Supplied records:
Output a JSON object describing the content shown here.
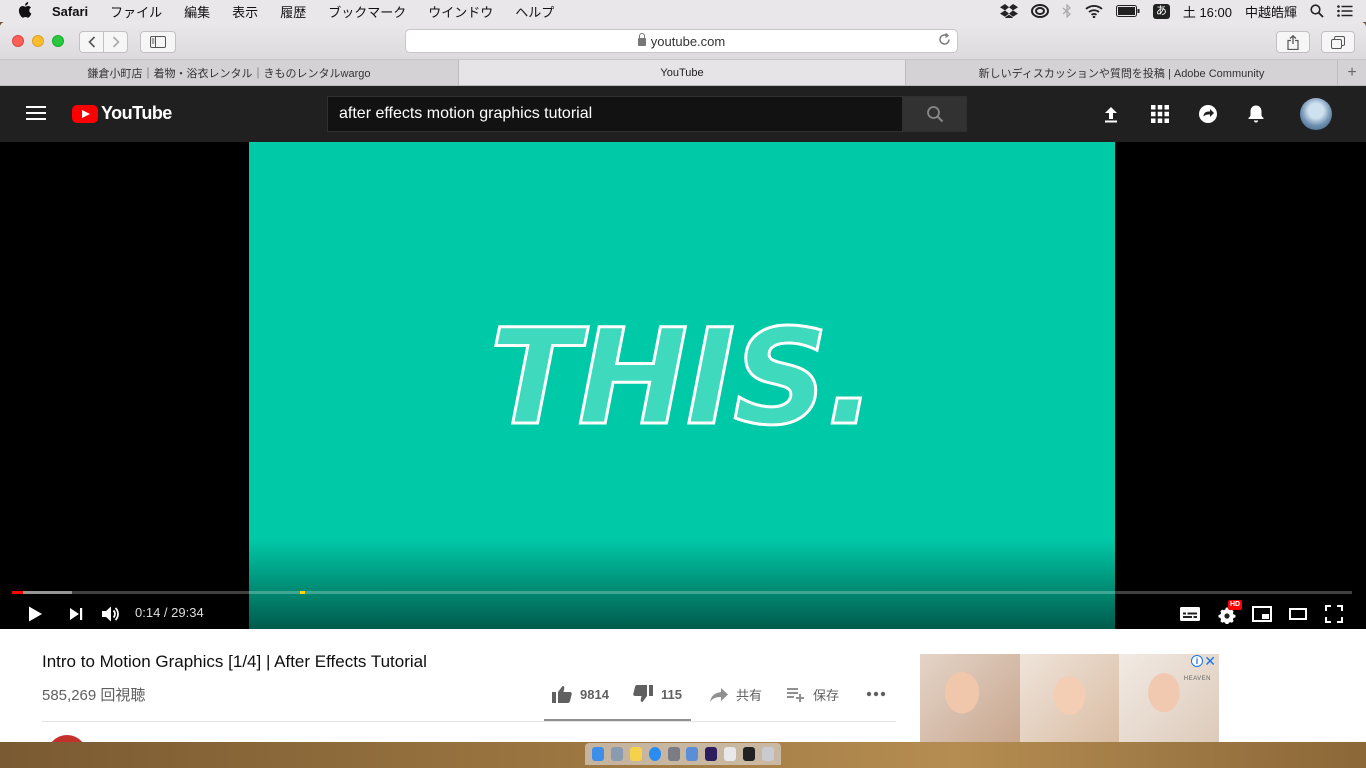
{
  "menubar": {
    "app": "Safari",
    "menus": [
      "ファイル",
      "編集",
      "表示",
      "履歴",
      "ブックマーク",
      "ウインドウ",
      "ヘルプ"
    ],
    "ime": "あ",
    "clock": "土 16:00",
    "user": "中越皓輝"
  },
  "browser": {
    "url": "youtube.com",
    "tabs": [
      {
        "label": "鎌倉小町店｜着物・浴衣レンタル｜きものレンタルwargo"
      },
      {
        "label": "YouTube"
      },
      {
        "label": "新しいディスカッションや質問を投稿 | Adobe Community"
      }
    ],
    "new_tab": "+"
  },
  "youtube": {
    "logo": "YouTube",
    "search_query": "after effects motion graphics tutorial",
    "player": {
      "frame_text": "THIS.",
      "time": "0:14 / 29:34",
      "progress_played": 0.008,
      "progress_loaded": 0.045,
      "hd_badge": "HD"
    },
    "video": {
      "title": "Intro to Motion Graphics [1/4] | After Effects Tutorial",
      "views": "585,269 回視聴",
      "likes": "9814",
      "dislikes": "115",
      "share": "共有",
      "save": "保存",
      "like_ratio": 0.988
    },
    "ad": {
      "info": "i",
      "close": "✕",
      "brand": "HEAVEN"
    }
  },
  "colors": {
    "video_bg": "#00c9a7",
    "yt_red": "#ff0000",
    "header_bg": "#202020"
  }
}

Written exercise: In the listing, find each line with the string "label" and copy it.

Task solution:
        "label": "鎌倉小町店｜着物・浴衣レンタル｜きものレンタルwargo"
        "label": "YouTube"
        "label": "新しいディスカッションや質問を投稿 | Adobe Community"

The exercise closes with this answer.